**Directive 1**
Summarize the article on building custom CTI dashboards in Salesforce in two sentences.

-- start of Selected text --

How to Build Custom CTI Dashboards in Salesforce
27 min
As Salesforce admins, we know that call center efficiency lives and dies by visibility. Your team needs real-time insights into call volumes, agent performance, and customer interactions, and they need it presented in a way that's intuitive and actionable. That's where custom Computer Telephony Integration (CTI) dashboards come in.
Over the years, I've built dozens of CTI dashboards for sales and service teams in Salesforce, and I've learned that the difference between a Salesforce dashboard that gets ignored and one that drives results comes down to thoughtful design and proper implementation. In this comprehensive guide, I'll walk you through everything you need to know to build custom CTI dashboards in Salesforce that your users will actually use.
Understanding CTI Data in Salesforce
Before we dive into the Salesforce dashboard building, let's establish what we're working with. CTI integration brings telephony data into Salesforce, typically through a Salesforce softphone adapter. This creates a rich dataset that includes call duration, disposition codes, queue times, agent status, and customer interaction history.
The beauty of CTI in Salesforce is that it creates standard and custom Salesforce objects to store this data. Most CTI providers create Salesforce Task records for calls, but many also implement custom objects like Call Logs, Voice Calls, or Interaction Records. Understanding your specific CTI provider's Salesforce data model is critical before you start building Salesforce dashboards.

-- end of Selected text --
-- start of Material for the task --

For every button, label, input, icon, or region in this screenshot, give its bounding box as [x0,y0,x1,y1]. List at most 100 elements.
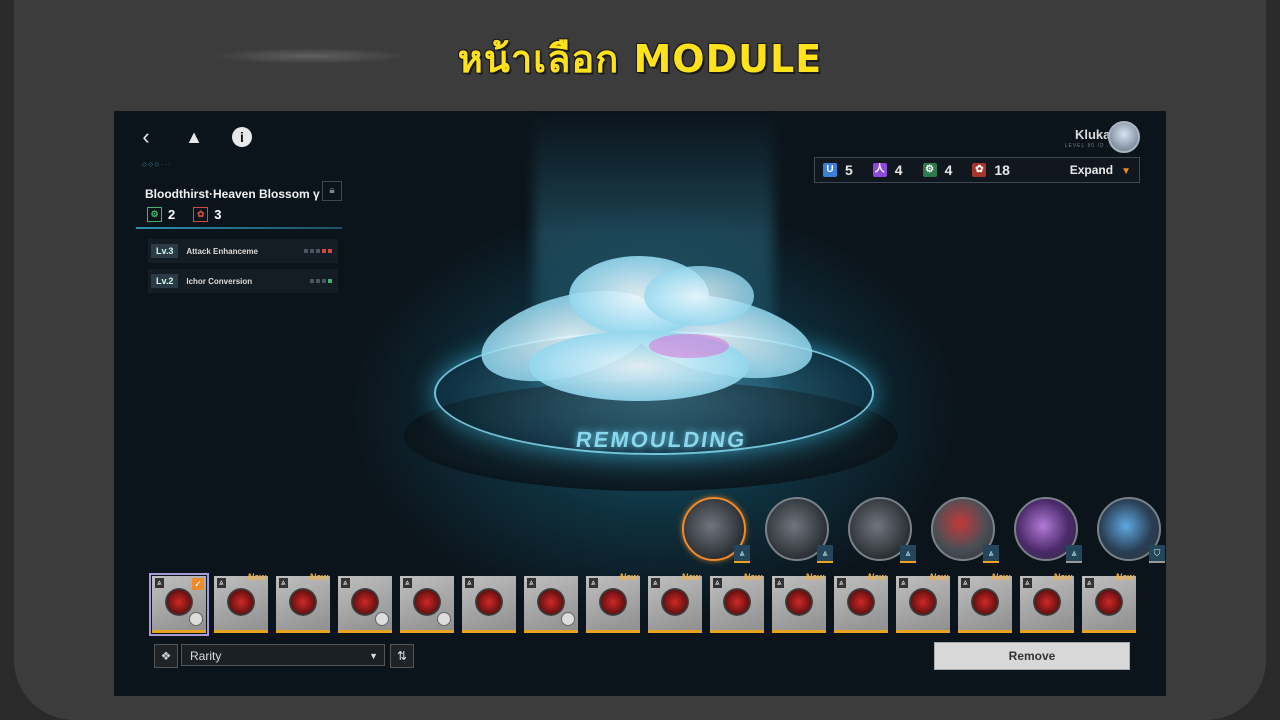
user-subtitle: LEVEL 80 ID ... [1064,143,1114,149]
rarity-icon: ⩓ [279,578,288,588]
inventory-tile[interactable]: ⩓ New [710,572,764,633]
rarity-icon: ⩓ [527,578,536,588]
sort-order-icon: ⇅ [396,649,408,663]
new-badge: New [991,572,1010,582]
module-name: Bloodthirst·Heaven Blossom γ [145,187,320,201]
expand-button[interactable]: Expand ▼ [1070,163,1131,177]
equipped-slot[interactable]: ⩓ [682,497,750,563]
filter-icon: ❖ [160,649,172,663]
divider [136,227,342,229]
effect-level: Lv.3 [151,244,179,258]
triangle-down-icon: ▼ [1121,166,1131,177]
sort-dropdown[interactable]: Rarity ▼ [181,644,385,666]
inventory-tile[interactable]: ⩓ New [276,572,330,633]
rarity-icon: ⩓ [734,545,750,563]
new-badge: New [681,572,700,582]
effect-row: Lv.3 Attack Enhanceme [148,239,338,263]
rarity-icon: ⩓ [465,578,474,588]
count-value: 18 [994,162,1010,178]
equipped-slot[interactable]: ⛉ [1097,497,1165,563]
rarity-icon: ⩓ [775,578,784,588]
inventory-tile[interactable]: ⩓ New [896,572,950,633]
rarity-icon: ⛉ [1149,545,1165,563]
equipped-avatar [189,612,203,626]
effect-row: Lv.2 Ichor Conversion [148,269,338,293]
effect-pips [310,279,332,283]
triangle-logo-icon[interactable]: ▲ [180,123,208,151]
stat-red-value: 3 [214,207,222,222]
back-button[interactable]: ‹ [132,123,160,151]
blue-shield-icon: U [823,163,837,177]
count-purple: 人4 [872,162,903,178]
green-gear-icon: ⚙ [922,163,937,177]
effect-level: Lv.2 [151,274,179,288]
sort-order-button[interactable]: ⇅ [390,644,414,668]
inventory-tile[interactable]: ⩓ New [1020,572,1074,633]
rarity-icon: ⩓ [341,578,350,588]
module-art [661,588,689,616]
module-count-bar: U5 人4 ⚙ 4 ✿ 18 Expand ▼ [814,157,1140,183]
inventory-tile[interactable]: ⩓ ✓ [149,573,209,636]
inventory-tile[interactable]: ⩓ New [648,572,702,633]
inventory-tile[interactable]: ⩓ New [214,572,268,633]
module-art [289,588,317,616]
module-stats: ⚙ 2 ✿ 3 [147,207,221,222]
inventory-tile[interactable]: ⩓ [462,576,516,633]
green-gear-icon: ⚙ [147,207,162,222]
inventory-tile[interactable]: ⩓ New [772,572,826,633]
inventory-tile[interactable]: ⩓ New [586,572,640,633]
inventory-tile[interactable]: ⩓ New [958,572,1012,633]
module-art [847,588,875,616]
equipped-slot[interactable]: ⩓ [848,497,916,563]
filter-button[interactable]: ❖ [154,644,178,668]
purple-tower-icon: 人 [872,163,887,177]
rarity-icon: ⩓ [983,545,999,563]
module-art [1095,588,1123,616]
module-art [1033,588,1061,616]
red-blossom-icon: ✿ [193,207,209,222]
inventory-tile[interactable]: ⩓ [400,576,454,633]
module-art [537,588,565,616]
effect-name: Ichor Conversion [186,276,253,286]
inventory-list: ⩓ ✓ ⩓ New ⩓ New ⩓ ⩓ ⩓ ⩓ ⩓ New ⩓ New ⩓ New ⩓ New… [149,572,1136,636]
inventory-tile[interactable]: ⩓ [524,576,578,633]
panel-header-decoration: ◇ ◇ ◇ · · · [142,162,171,168]
hologram-flower [481,256,813,401]
new-badge: New [867,572,886,582]
new-badge: New [309,572,328,582]
equipped-avatar [375,612,389,626]
rarity-icon: ⩓ [1085,578,1094,588]
rarity-icon: ⩓ [155,578,164,588]
rarity-icon: ⩓ [900,545,916,563]
caret-down-icon: ▼ [369,651,378,661]
new-badge: New [929,572,948,582]
module-art [475,588,503,616]
module-art [723,588,751,616]
inventory-tile[interactable]: ⩓ [338,576,392,633]
new-badge: New [1053,572,1072,582]
equipped-slot[interactable]: ⩓ [1014,497,1082,563]
module-art [909,588,937,616]
effect-name: Attack Enhanceme [186,246,258,256]
equipped-slots: ⩓ ⩓ ⩓ ⩓ ⩓ ⛉ [682,497,1165,563]
equipped-avatar [437,612,451,626]
info-icon[interactable]: i [228,123,256,151]
count-green: ⚙ 4 [922,162,952,178]
equipped-slot[interactable]: ⩓ [765,497,833,563]
lock-icon[interactable]: 🔒︎ [322,181,342,201]
red-blossom-icon: ✿ [972,163,987,177]
module-art [785,588,813,616]
rarity-icon: ⩓ [589,578,598,588]
module-art [971,588,999,616]
new-badge: New [247,572,266,582]
inventory-tile[interactable]: ⩓ New [1082,572,1136,633]
equipped-slot[interactable]: ⩓ [931,497,999,563]
remove-button[interactable]: Remove [934,642,1130,670]
new-badge: New [805,572,824,582]
rarity-icon: ⩓ [817,545,833,563]
avatar[interactable] [1108,121,1140,153]
equipped-avatar [561,612,575,626]
count-value: 4 [894,162,903,178]
inventory-tile[interactable]: ⩓ New [834,572,888,633]
rarity-icon: ⩓ [1066,545,1082,563]
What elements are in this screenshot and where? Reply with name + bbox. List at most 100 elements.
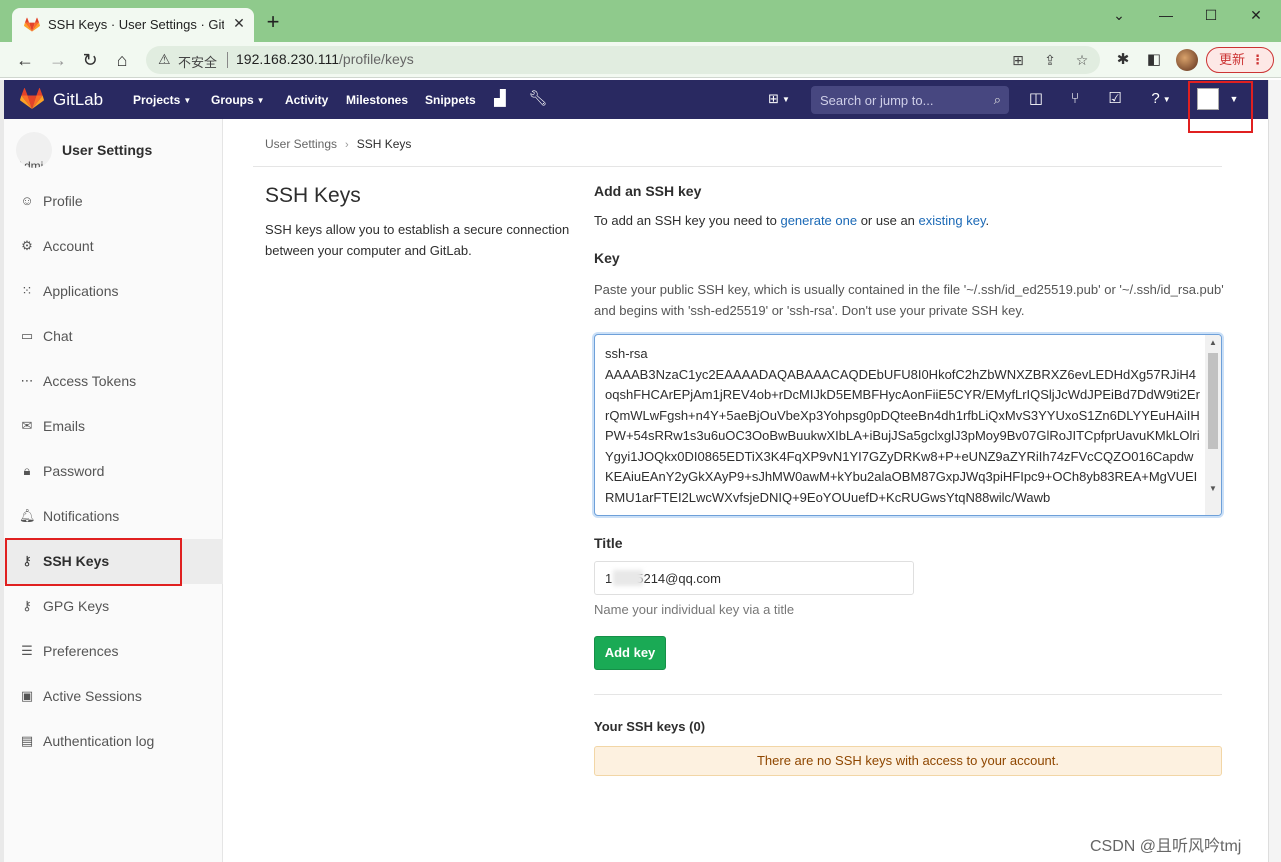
help-icon[interactable]: ? ▼ xyxy=(1144,90,1178,108)
url-text[interactable]: 192.168.230.111/profile/keys xyxy=(236,51,414,67)
gitlab-navbar: GitLab Projects ▼ Groups ▼ Activity Milest… xyxy=(4,80,1268,133)
gitlab-brand[interactable]: GitLab xyxy=(53,90,103,110)
no-keys-alert: There are no SSH keys with access to you… xyxy=(594,746,1222,776)
redacted-area xyxy=(613,570,643,586)
nav-milestones[interactable]: Milestones xyxy=(346,93,408,107)
scroll-up-icon: ▲ xyxy=(1209,338,1217,347)
monitor-icon: ▣ xyxy=(20,688,34,703)
ssh-keys-highlight-box xyxy=(5,538,182,586)
key-icon: ⚷ xyxy=(22,598,32,613)
nav-snippets[interactable]: Snippets xyxy=(425,93,476,107)
back-arrow-icon[interactable]: ← xyxy=(14,49,36,71)
page-scrollbar[interactable] xyxy=(1268,80,1281,862)
sidebar-item-password[interactable]: 🔒︎ Password xyxy=(4,449,223,494)
chevron-down-icon: ▼ xyxy=(256,96,265,105)
minimize-icon[interactable]: — xyxy=(1151,4,1181,26)
forward-arrow-icon[interactable]: → xyxy=(47,49,69,71)
lock-icon: 🔒︎ xyxy=(23,463,31,478)
chevron-down-icon[interactable]: ▼ xyxy=(1228,90,1240,108)
browser-profile-avatar[interactable] xyxy=(1176,49,1198,71)
sidebar-item-profile[interactable]: ☺ Profile xyxy=(4,179,223,224)
search-input[interactable]: Search or jump to... xyxy=(820,93,933,108)
window-close-icon[interactable]: ✕ xyxy=(1241,4,1271,26)
applications-icon: ⁙ xyxy=(21,283,33,298)
sidebar-item-preferences[interactable]: ☰ Preferences xyxy=(4,629,223,674)
chart-icon[interactable]: ▟ xyxy=(490,90,510,108)
watermark: CSDN @且听风吟tmj xyxy=(1090,838,1242,855)
share-icon[interactable]: ⇪ xyxy=(1040,50,1060,70)
breadcrumb-divider xyxy=(253,166,1222,167)
sidebar-item-chat[interactable]: ▭ Chat xyxy=(4,314,223,359)
scroll-down-icon: ▼ xyxy=(1209,484,1217,493)
merge-request-icon[interactable]: ⑂ xyxy=(1065,90,1085,108)
wrench-icon[interactable]: 🔧︎ xyxy=(528,90,548,108)
nav-activity[interactable]: Activity xyxy=(285,93,328,107)
textarea-scrollbar[interactable]: ▲ ▼ xyxy=(1205,335,1221,515)
insecure-label[interactable]: 不安全 xyxy=(178,52,217,71)
title-label: Title xyxy=(594,535,623,551)
star-icon[interactable]: ☆ xyxy=(1072,50,1092,70)
page-title: SSH Keys xyxy=(265,184,361,207)
key-textarea-content[interactable]: ssh-rsa AAAAB3NzaC1yc2EAAAADAQABAAACAQDEb… xyxy=(605,344,1201,508)
profile-icon: ☺ xyxy=(20,193,34,208)
sidebar-item-access-tokens[interactable]: ⋯ Access Tokens xyxy=(4,359,223,404)
sidebar-item-emails[interactable]: ✉ Emails xyxy=(4,404,223,449)
chat-icon: ▭ xyxy=(20,328,34,343)
nav-groups[interactable]: Groups ▼ xyxy=(211,93,265,107)
gitlab-logo-icon[interactable] xyxy=(20,88,44,110)
warning-icon[interactable]: ⚠ xyxy=(158,51,171,68)
sidebar-item-account[interactable]: ⚙ Account xyxy=(4,224,223,269)
key-textarea[interactable]: ssh-rsa AAAAB3NzaC1yc2EAAAADAQABAAACAQDEb… xyxy=(594,334,1222,516)
extensions-icon[interactable]: ✱ xyxy=(1112,49,1134,71)
maximize-icon[interactable]: ☐ xyxy=(1196,4,1226,26)
home-icon[interactable]: ⌂ xyxy=(111,49,133,71)
sidebar-item-active-sessions[interactable]: ▣ Active Sessions xyxy=(4,674,223,719)
issues-icon[interactable]: ◫ xyxy=(1026,90,1046,108)
new-tab-button[interactable]: + xyxy=(262,11,284,34)
browser-toolbar: ← → ↻ ⌂ ⚠ 不安全 192.168.230.111/profile/ke… xyxy=(0,42,1281,78)
existing-key-link[interactable]: existing key xyxy=(919,213,986,228)
sidebar-item-gpg-keys[interactable]: ⚷ GPG Keys xyxy=(4,584,223,629)
gitlab-favicon-icon xyxy=(24,17,40,32)
todo-icon[interactable]: ☑ xyxy=(1105,90,1125,108)
token-icon: ⋯ xyxy=(20,373,34,388)
section-divider xyxy=(594,694,1222,695)
nav-projects[interactable]: Projects ▼ xyxy=(133,93,191,107)
reload-icon[interactable]: ↻ xyxy=(79,49,101,71)
browser-tab[interactable]: SSH Keys · User Settings · GitLab ✕ xyxy=(12,8,254,42)
chevron-down-icon: ▼ xyxy=(183,96,192,105)
sidebar-avatar[interactable]: Admi xyxy=(16,132,52,168)
preferences-icon: ☰ xyxy=(21,643,33,658)
side-panel-icon[interactable]: ◧ xyxy=(1143,49,1165,71)
bell-icon: 🔔︎ xyxy=(19,508,36,523)
breadcrumb-parent[interactable]: User Settings xyxy=(265,137,337,151)
plus-square-icon[interactable]: ⊞ ▼ xyxy=(762,90,796,108)
breadcrumb: User Settings › SSH Keys xyxy=(265,137,411,151)
address-separator xyxy=(227,52,228,68)
settings-sidebar: Admi User Settings ☺ Profile ⚙ Account ⁙ Ap… xyxy=(4,119,223,862)
title-help-text: Name your individual key via a title xyxy=(594,602,795,617)
account-icon: ⚙ xyxy=(21,238,33,253)
breadcrumb-current[interactable]: SSH Keys xyxy=(357,137,412,151)
sidebar-item-authentication-log[interactable]: ▤ Authentication log xyxy=(4,719,223,764)
chevron-down-icon[interactable]: ⌄ xyxy=(1104,4,1134,26)
tab-title: SSH Keys · User Settings · GitLab xyxy=(48,17,224,32)
add-key-intro: To add an SSH key you need to generate o… xyxy=(594,213,990,228)
add-key-heading: Add an SSH key xyxy=(594,183,702,199)
add-key-button[interactable]: Add key xyxy=(594,636,666,670)
user-avatar[interactable] xyxy=(1197,88,1219,110)
log-icon: ▤ xyxy=(20,733,34,748)
sidebar-item-applications[interactable]: ⁙ Applications xyxy=(4,269,223,314)
sidebar-title[interactable]: User Settings xyxy=(62,142,152,158)
address-bar[interactable]: ⚠ 不安全 192.168.230.111/profile/keys ⊞ ⇪ ☆ xyxy=(146,46,1100,74)
generate-one-link[interactable]: generate one xyxy=(780,213,857,228)
browser-tab-bar: SSH Keys · User Settings · GitLab ✕ + ⌄ … xyxy=(0,0,1281,42)
sidebar-item-notifications[interactable]: 🔔︎ Notifications xyxy=(4,494,223,539)
translate-icon[interactable]: ⊞ xyxy=(1008,50,1028,70)
key-label: Key xyxy=(594,250,620,266)
title-input[interactable]: 1 5214@qq.com xyxy=(594,561,914,595)
tab-close-icon[interactable]: ✕ xyxy=(230,14,248,32)
chevron-right-icon: › xyxy=(345,139,349,151)
search-box[interactable]: Search or jump to... ⌕ xyxy=(811,86,1009,114)
update-button[interactable]: 更新 ⋮ xyxy=(1206,47,1274,73)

-- end of Material for the task --

**Directive 2**
Arrange the entries from the line with "user-subtitle: LEVEL 80" to the line with "equipped-slot[interactable]: ⩓ [682,497,750,563]" as a JSON list of strings, one string per line.

**Worked answer 1**
Custom CTI dashboards in Salesforce give call center teams real-time insight into call volumes, agent performance and customer interactions, and whether such a dashboard drives results or gets ignored depends on thoughtful design and proper implementation. CTI integration, usually through a softphone adapter, brings telephony data such as call duration, disposition codes, queue times and agent status into Salesforce Task records or custom objects, so admins must understand their CTI provider's data model before building dashboards.

**Worked answer 2**
[
  "user-subtitle: LEVEL 80 ID ... [1064,143,1114,149]",
  "rarity-icon: ⩓ [279,578,288,588]",
  "inventory-tile[interactable]: ⩓ New [710,572,764,633]",
  "rarity-icon: ⩓ [527,578,536,588]",
  "sort-order-icon: ⇅ [396,649,408,663]",
  "new-badge: New [991,572,1010,582]",
  "module-name: Bloodthirst·Heaven Blossom γ [145,187,320,201]",
  "expand-button[interactable]: Expand ▼ [1070,163,1131,177]",
  "equipped-slot[interactable]: ⩓ [682,497,750,563]"
]